## BEGIN Records to process
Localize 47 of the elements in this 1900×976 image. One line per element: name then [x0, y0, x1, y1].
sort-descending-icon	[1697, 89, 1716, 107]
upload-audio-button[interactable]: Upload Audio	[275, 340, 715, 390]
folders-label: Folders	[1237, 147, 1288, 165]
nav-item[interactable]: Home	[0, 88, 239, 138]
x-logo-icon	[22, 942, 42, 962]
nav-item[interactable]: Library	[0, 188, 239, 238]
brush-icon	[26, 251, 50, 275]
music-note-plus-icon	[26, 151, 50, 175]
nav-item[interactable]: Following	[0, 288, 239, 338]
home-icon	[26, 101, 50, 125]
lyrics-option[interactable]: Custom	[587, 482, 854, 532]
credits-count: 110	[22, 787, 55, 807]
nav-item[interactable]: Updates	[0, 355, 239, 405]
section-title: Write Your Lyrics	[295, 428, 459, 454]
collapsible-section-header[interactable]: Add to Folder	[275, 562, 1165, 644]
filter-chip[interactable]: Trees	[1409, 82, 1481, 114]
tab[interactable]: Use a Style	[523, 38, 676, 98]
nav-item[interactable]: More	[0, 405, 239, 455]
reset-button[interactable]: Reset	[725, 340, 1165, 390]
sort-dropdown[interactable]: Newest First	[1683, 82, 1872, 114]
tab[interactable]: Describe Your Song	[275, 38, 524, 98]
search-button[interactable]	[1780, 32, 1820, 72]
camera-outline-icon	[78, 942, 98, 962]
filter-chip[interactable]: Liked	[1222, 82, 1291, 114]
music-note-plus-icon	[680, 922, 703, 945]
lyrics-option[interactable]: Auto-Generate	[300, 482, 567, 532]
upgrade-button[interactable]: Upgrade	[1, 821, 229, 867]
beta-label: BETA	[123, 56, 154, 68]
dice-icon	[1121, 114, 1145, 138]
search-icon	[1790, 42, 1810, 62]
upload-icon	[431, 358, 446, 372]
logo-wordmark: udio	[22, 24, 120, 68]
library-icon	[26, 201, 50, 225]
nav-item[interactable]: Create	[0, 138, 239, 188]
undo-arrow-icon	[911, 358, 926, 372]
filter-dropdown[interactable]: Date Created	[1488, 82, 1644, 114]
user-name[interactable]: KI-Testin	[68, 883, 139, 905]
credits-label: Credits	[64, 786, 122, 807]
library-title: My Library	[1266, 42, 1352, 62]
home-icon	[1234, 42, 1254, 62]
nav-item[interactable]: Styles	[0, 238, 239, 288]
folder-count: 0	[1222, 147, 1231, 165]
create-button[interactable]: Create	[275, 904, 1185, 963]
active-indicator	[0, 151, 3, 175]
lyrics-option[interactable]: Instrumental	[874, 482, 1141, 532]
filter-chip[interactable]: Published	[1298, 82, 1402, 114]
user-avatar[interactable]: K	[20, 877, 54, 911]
## END Records to process
* Exercise:
Copy out all the rows above again, swapping "Newest First" for "Oldest First" and leaving everything else unchanged.

* Solution to this exercise:
Localize 47 of the elements in this 1900×976 image. One line per element: name then [x0, y0, x1, y1].
sort-descending-icon	[1697, 89, 1716, 107]
upload-audio-button[interactable]: Upload Audio	[275, 340, 715, 390]
folders-label: Folders	[1237, 147, 1288, 165]
nav-item[interactable]: Home	[0, 88, 239, 138]
x-logo-icon	[22, 942, 42, 962]
nav-item[interactable]: Library	[0, 188, 239, 238]
brush-icon	[26, 251, 50, 275]
music-note-plus-icon	[26, 151, 50, 175]
nav-item[interactable]: Following	[0, 288, 239, 338]
home-icon	[26, 101, 50, 125]
lyrics-option[interactable]: Custom	[587, 482, 854, 532]
credits-count: 110	[22, 787, 55, 807]
nav-item[interactable]: Updates	[0, 355, 239, 405]
section-title: Write Your Lyrics	[295, 428, 459, 454]
collapsible-section-header[interactable]: Add to Folder	[275, 562, 1165, 644]
filter-chip[interactable]: Trees	[1409, 82, 1481, 114]
tab[interactable]: Use a Style	[523, 38, 676, 98]
nav-item[interactable]: More	[0, 405, 239, 455]
reset-button[interactable]: Reset	[725, 340, 1165, 390]
sort-dropdown[interactable]: Oldest First	[1683, 82, 1872, 114]
tab[interactable]: Describe Your Song	[275, 38, 524, 98]
search-button[interactable]	[1780, 32, 1820, 72]
camera-outline-icon	[78, 942, 98, 962]
filter-chip[interactable]: Liked	[1222, 82, 1291, 114]
music-note-plus-icon	[680, 922, 703, 945]
lyrics-option[interactable]: Auto-Generate	[300, 482, 567, 532]
upgrade-button[interactable]: Upgrade	[1, 821, 229, 867]
beta-label: BETA	[123, 56, 154, 68]
dice-icon	[1121, 114, 1145, 138]
search-icon	[1790, 42, 1810, 62]
upload-icon	[431, 358, 446, 372]
logo-wordmark: udio	[22, 24, 120, 68]
library-icon	[26, 201, 50, 225]
nav-item[interactable]: Create	[0, 138, 239, 188]
undo-arrow-icon	[911, 358, 926, 372]
filter-dropdown[interactable]: Date Created	[1488, 82, 1644, 114]
user-name[interactable]: KI-Testin	[68, 883, 139, 905]
credits-label: Credits	[64, 786, 122, 807]
library-title: My Library	[1266, 42, 1352, 62]
home-icon	[1234, 42, 1254, 62]
nav-item[interactable]: Styles	[0, 238, 239, 288]
folder-count: 0	[1222, 147, 1231, 165]
create-button[interactable]: Create	[275, 904, 1185, 963]
active-indicator	[0, 151, 3, 175]
lyrics-option[interactable]: Instrumental	[874, 482, 1141, 532]
filter-chip[interactable]: Published	[1298, 82, 1402, 114]
user-avatar[interactable]: K	[20, 877, 54, 911]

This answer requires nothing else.